### TASK BRIEF
Transcribe every entry below word for word, but skip the pictures.

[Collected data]
— START —

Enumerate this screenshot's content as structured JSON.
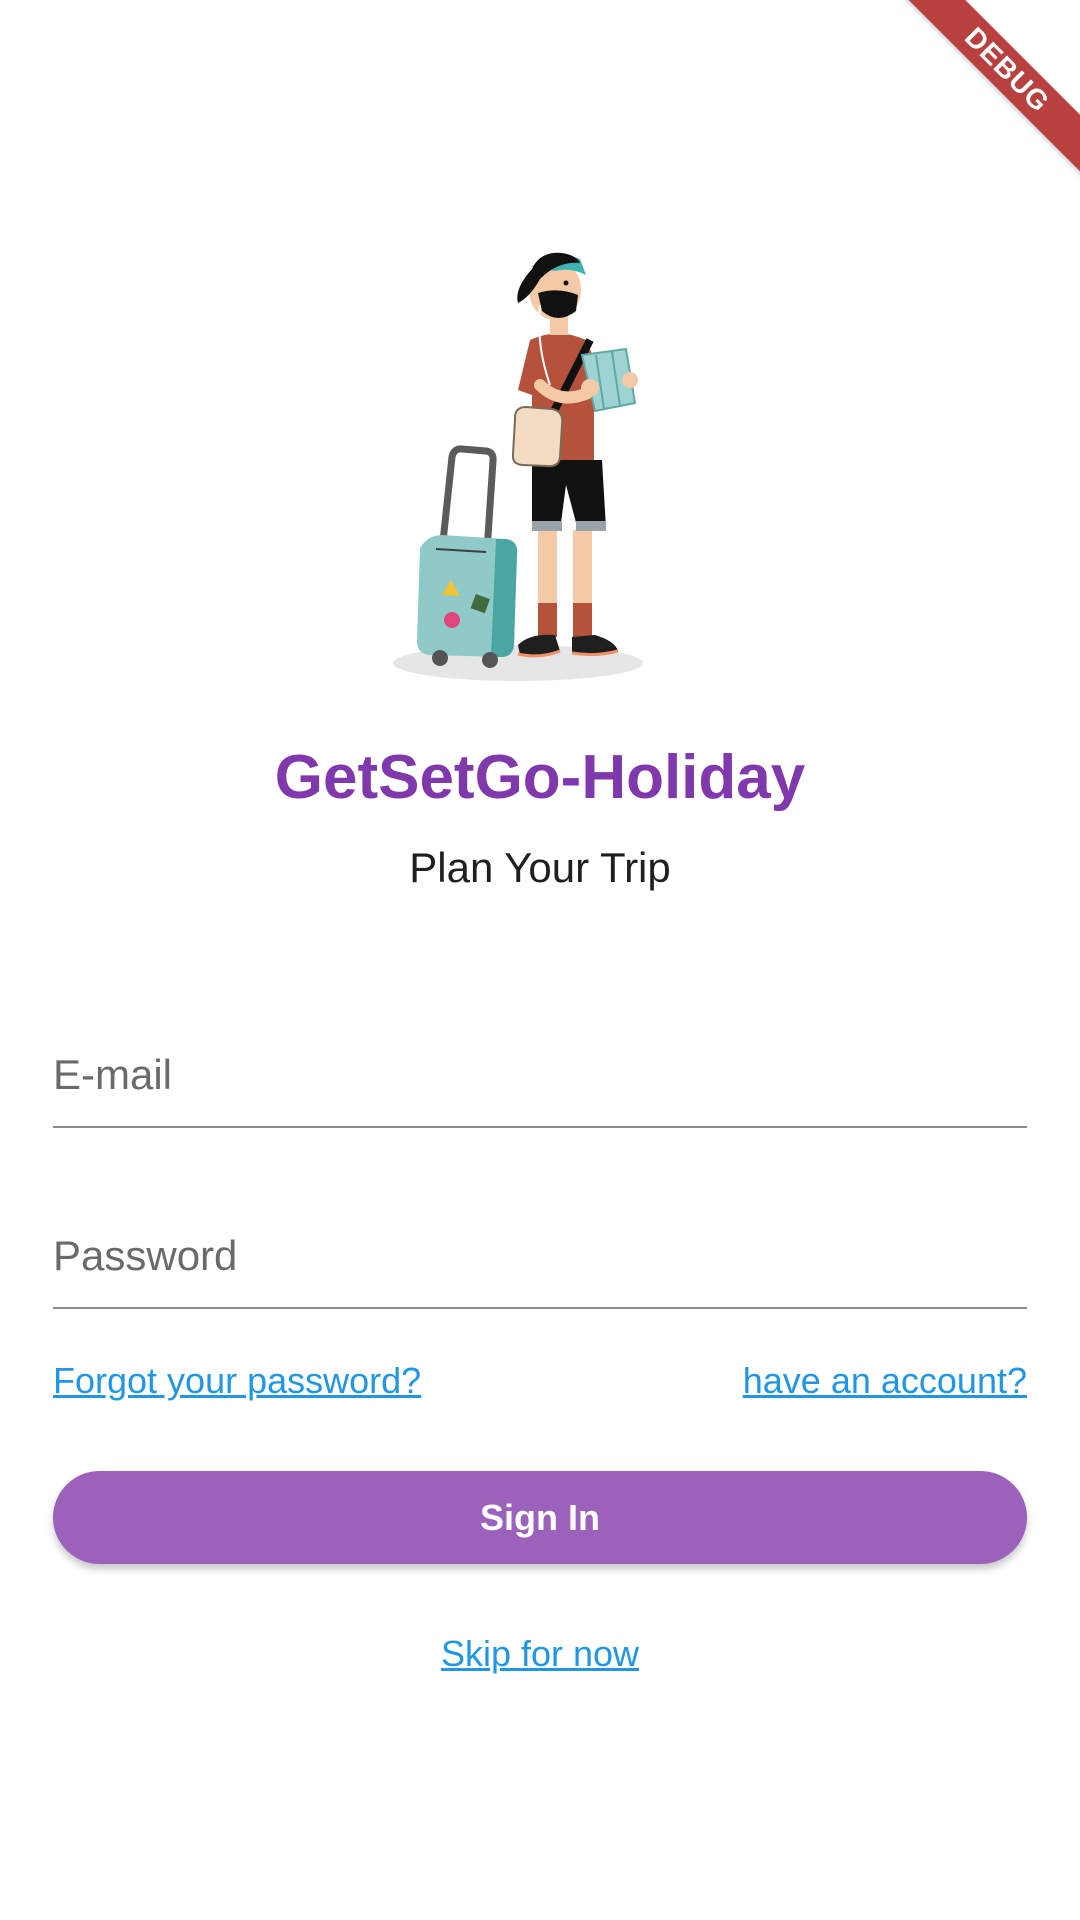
{
  "debug_banner": {
    "label": "DEBUG"
  },
  "illustration": {
    "icon": "traveler-with-suitcase-illustration"
  },
  "header": {
    "title": "GetSetGo-Holiday",
    "subtitle": "Plan Your Trip"
  },
  "form": {
    "email_placeholder": "E-mail",
    "email_value": "",
    "password_placeholder": "Password",
    "password_value": ""
  },
  "links": {
    "forgot_password": "Forgot your password?",
    "have_account": "have an account?",
    "skip": "Skip for now"
  },
  "buttons": {
    "sign_in": "Sign In"
  },
  "colors": {
    "title": "#8038ad",
    "button": "#9c62bb",
    "link": "#2196e6",
    "debug": "#b8413f"
  }
}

— END —

### COMPLETED TASK
Enumerate this screenshot's content as structured JSON.
{
  "debug_banner": {
    "label": "DEBUG"
  },
  "illustration": {
    "icon": "traveler-with-suitcase-illustration"
  },
  "header": {
    "title": "GetSetGo-Holiday",
    "subtitle": "Plan Your Trip"
  },
  "form": {
    "email_placeholder": "E-mail",
    "email_value": "",
    "password_placeholder": "Password",
    "password_value": ""
  },
  "links": {
    "forgot_password": "Forgot your password?",
    "have_account": "have an account?",
    "skip": "Skip for now"
  },
  "buttons": {
    "sign_in": "Sign In"
  },
  "colors": {
    "title": "#8038ad",
    "button": "#9c62bb",
    "link": "#2196e6",
    "debug": "#b8413f"
  }
}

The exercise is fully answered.